◆ Exercise requirements:
Reproduce the items from the line containing "reference-label: +80% [386,115,415,127]" through the line containing "bar-value-label: 15 [179,154,191,166]", substituting "call-open-interest-bar" for "call-oi-bar" and leaving everything else unchanged.

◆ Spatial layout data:
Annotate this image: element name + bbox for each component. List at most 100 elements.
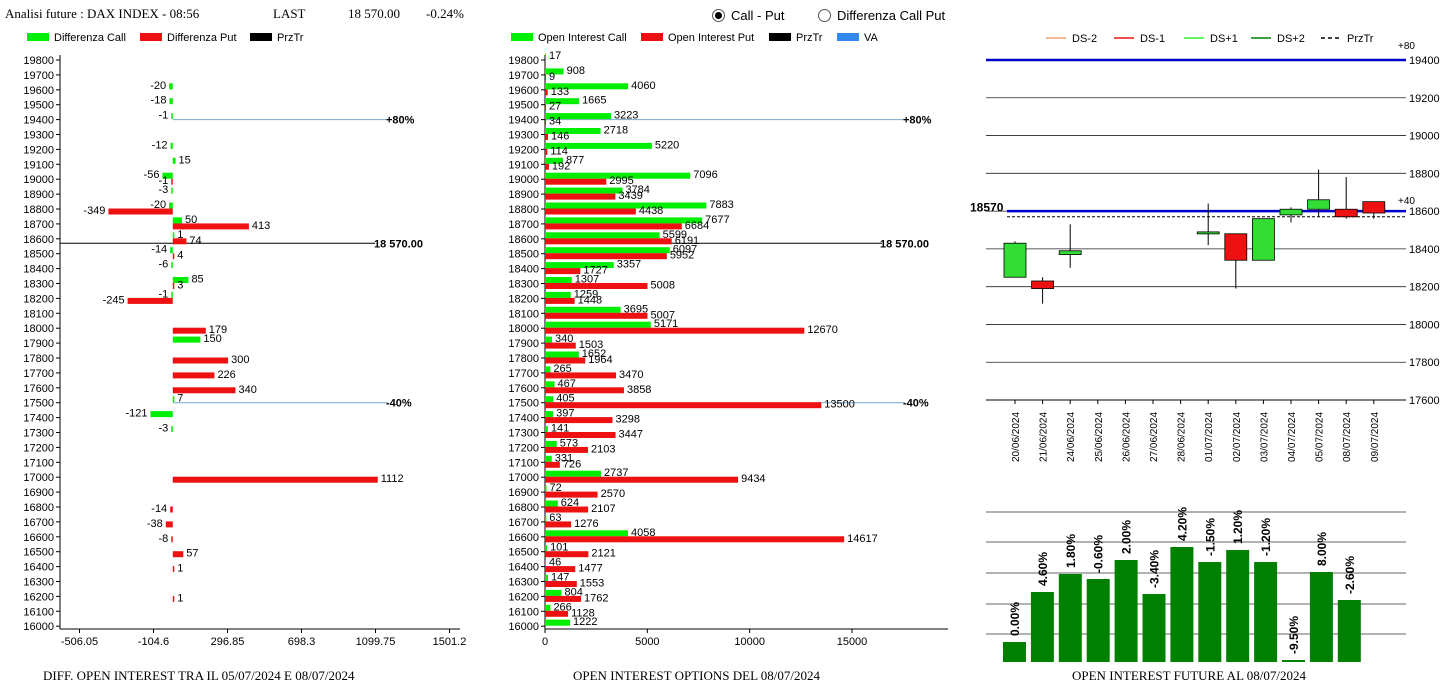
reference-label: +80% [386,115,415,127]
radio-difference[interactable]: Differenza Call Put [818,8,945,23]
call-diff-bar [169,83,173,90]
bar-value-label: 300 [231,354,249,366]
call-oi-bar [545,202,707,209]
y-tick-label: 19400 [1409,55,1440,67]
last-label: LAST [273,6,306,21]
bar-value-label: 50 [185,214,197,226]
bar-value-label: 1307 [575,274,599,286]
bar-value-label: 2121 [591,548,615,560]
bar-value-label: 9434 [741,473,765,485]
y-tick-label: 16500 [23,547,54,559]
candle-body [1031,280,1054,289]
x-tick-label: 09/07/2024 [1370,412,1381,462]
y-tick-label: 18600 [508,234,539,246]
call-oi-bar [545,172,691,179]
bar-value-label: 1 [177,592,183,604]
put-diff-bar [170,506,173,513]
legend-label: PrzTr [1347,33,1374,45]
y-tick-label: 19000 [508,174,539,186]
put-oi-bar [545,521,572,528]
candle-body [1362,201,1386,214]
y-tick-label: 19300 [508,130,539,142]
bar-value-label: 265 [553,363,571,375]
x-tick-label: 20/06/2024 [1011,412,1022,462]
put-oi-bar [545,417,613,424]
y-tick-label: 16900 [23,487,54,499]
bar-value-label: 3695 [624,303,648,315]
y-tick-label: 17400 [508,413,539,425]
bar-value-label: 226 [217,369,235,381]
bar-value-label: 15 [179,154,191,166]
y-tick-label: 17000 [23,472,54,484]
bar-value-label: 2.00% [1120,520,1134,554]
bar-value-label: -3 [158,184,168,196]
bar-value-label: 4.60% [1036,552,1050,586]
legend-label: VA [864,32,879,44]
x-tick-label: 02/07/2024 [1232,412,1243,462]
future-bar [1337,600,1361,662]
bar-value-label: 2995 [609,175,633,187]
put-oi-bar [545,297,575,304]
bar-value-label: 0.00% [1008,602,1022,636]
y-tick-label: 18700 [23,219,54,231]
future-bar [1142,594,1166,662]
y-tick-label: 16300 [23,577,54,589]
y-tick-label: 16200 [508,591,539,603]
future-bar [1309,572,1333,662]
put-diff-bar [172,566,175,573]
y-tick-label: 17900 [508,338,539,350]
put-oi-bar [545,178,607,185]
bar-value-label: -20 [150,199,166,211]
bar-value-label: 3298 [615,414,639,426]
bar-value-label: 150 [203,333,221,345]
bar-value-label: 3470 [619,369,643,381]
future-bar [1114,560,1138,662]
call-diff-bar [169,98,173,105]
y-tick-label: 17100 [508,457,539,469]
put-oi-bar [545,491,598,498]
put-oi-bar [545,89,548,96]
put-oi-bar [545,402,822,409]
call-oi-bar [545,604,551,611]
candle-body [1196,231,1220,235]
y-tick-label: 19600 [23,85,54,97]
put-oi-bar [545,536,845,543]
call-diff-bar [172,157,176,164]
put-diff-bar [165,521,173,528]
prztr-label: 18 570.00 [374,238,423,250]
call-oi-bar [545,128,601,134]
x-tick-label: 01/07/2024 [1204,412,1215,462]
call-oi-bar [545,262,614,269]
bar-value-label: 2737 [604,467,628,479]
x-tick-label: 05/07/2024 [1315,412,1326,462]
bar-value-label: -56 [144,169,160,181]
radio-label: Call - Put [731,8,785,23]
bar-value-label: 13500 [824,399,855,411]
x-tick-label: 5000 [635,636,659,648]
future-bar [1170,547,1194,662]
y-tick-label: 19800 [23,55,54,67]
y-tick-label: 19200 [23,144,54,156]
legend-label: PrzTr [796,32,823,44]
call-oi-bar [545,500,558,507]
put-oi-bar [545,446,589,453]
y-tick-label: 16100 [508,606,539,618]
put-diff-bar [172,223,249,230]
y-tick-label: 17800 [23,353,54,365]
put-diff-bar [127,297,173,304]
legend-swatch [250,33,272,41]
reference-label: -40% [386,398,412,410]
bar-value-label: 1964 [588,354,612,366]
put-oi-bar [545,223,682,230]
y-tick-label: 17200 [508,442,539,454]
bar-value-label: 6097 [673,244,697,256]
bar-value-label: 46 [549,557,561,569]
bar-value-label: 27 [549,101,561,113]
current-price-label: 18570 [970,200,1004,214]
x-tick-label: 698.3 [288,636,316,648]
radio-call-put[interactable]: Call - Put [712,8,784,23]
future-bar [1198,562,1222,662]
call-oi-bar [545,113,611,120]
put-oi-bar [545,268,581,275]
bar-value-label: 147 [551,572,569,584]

...

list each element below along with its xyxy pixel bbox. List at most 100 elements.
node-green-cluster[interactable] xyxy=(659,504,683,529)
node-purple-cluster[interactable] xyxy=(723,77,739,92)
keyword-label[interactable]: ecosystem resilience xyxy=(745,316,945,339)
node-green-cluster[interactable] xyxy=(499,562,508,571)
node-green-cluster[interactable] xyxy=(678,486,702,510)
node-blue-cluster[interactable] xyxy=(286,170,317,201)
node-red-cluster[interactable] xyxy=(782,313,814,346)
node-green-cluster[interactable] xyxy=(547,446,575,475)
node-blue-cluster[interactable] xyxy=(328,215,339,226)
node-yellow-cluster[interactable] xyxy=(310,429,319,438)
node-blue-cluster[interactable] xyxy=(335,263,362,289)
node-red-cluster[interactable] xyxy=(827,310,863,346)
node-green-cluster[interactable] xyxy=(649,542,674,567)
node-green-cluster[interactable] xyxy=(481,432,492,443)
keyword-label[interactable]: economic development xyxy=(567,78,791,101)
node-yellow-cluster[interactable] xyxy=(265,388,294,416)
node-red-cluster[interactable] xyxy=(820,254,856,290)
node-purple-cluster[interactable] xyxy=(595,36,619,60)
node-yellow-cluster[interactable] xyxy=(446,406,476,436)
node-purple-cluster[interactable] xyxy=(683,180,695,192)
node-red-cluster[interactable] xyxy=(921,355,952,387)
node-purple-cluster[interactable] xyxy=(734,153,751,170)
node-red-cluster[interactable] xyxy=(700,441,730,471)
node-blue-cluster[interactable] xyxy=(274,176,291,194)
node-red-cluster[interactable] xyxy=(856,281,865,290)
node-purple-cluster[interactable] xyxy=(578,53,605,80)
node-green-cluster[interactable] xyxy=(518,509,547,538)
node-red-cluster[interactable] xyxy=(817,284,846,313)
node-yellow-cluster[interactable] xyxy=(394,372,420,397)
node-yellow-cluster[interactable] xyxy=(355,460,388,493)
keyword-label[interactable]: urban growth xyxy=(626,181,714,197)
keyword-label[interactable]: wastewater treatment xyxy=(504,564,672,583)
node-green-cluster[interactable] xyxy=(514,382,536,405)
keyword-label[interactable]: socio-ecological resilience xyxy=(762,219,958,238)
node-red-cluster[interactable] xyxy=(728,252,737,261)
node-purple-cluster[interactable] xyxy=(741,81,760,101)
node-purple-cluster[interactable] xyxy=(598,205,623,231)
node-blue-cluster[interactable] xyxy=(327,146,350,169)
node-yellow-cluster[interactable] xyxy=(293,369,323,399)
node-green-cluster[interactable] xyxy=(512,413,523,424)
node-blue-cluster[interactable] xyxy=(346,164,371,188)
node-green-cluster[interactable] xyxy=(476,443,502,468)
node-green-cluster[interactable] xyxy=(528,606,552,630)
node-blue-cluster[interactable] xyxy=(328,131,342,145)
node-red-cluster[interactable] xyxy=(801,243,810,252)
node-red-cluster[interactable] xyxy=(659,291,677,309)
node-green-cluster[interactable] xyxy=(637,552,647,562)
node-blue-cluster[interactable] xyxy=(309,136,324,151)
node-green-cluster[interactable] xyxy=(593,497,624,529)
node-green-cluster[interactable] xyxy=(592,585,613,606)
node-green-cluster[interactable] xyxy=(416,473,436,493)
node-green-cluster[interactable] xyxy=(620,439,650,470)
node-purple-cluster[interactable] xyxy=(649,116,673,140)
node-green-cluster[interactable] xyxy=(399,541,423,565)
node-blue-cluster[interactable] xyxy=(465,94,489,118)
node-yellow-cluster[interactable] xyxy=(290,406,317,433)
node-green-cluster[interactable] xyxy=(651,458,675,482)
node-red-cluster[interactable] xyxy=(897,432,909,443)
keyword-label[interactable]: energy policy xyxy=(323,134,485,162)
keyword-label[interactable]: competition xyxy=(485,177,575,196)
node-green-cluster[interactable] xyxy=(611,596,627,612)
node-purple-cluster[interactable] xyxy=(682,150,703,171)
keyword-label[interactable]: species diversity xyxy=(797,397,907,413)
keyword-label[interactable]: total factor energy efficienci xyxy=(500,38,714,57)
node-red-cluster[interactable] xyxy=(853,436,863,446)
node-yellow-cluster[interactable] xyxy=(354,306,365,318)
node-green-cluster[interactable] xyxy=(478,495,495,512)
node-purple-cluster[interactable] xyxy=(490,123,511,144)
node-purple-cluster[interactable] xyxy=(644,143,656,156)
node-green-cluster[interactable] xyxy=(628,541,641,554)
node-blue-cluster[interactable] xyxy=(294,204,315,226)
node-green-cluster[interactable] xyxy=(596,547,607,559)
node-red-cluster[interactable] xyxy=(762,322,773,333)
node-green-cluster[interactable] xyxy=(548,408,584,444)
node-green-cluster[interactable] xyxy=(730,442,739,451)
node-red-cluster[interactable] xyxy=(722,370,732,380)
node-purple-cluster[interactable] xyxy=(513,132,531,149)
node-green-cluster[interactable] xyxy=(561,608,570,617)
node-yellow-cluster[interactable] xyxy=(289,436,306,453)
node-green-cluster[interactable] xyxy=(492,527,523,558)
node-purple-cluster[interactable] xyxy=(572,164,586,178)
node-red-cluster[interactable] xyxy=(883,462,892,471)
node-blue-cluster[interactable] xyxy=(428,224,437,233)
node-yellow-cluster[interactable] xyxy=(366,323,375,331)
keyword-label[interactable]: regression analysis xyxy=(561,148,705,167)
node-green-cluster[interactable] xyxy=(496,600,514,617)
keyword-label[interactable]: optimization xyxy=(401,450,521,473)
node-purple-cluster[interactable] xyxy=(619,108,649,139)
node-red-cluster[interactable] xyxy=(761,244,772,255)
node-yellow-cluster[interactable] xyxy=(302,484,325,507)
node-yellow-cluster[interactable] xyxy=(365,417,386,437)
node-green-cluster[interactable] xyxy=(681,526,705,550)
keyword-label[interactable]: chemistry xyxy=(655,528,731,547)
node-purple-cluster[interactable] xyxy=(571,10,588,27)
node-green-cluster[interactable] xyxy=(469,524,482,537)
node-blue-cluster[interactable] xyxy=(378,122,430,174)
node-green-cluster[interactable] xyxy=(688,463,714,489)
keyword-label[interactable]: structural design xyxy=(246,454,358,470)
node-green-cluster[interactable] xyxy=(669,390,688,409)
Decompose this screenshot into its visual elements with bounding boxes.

◆ Task output:
reference-label: +80% [386,115,415,127]
radio-difference[interactable]: Differenza Call Put [818,8,945,23]
call-diff-bar [169,83,173,90]
bar-value-label: 300 [231,354,249,366]
call-open-interest-bar [545,202,707,209]
y-tick-label: 19400 [1409,55,1440,67]
last-label: LAST [273,6,306,21]
bar-value-label: 50 [185,214,197,226]
bar-value-label: 1307 [575,274,599,286]
bar-value-label: 2121 [591,548,615,560]
bar-value-label: 9434 [741,473,765,485]
y-tick-label: 16500 [23,547,54,559]
candle-body [1031,280,1054,289]
x-tick-label: 09/07/2024 [1370,412,1381,462]
y-tick-label: 18600 [508,234,539,246]
call-open-interest-bar [545,172,691,179]
bar-value-label: 1 [177,592,183,604]
put-diff-bar [170,506,173,513]
legend-label: PrzTr [1347,33,1374,45]
y-tick-label: 19000 [508,174,539,186]
put-oi-bar [545,521,572,528]
candle-body [1362,201,1386,214]
y-tick-label: 19300 [508,130,539,142]
bar-value-label: 265 [553,363,571,375]
x-tick-label: 20/06/2024 [1011,412,1022,462]
put-oi-bar [545,417,613,424]
y-tick-label: 16900 [23,487,54,499]
bar-value-label: 3695 [624,303,648,315]
y-tick-label: 17400 [508,413,539,425]
bar-value-label: 226 [217,369,235,381]
bar-value-label: 15 [179,154,191,166]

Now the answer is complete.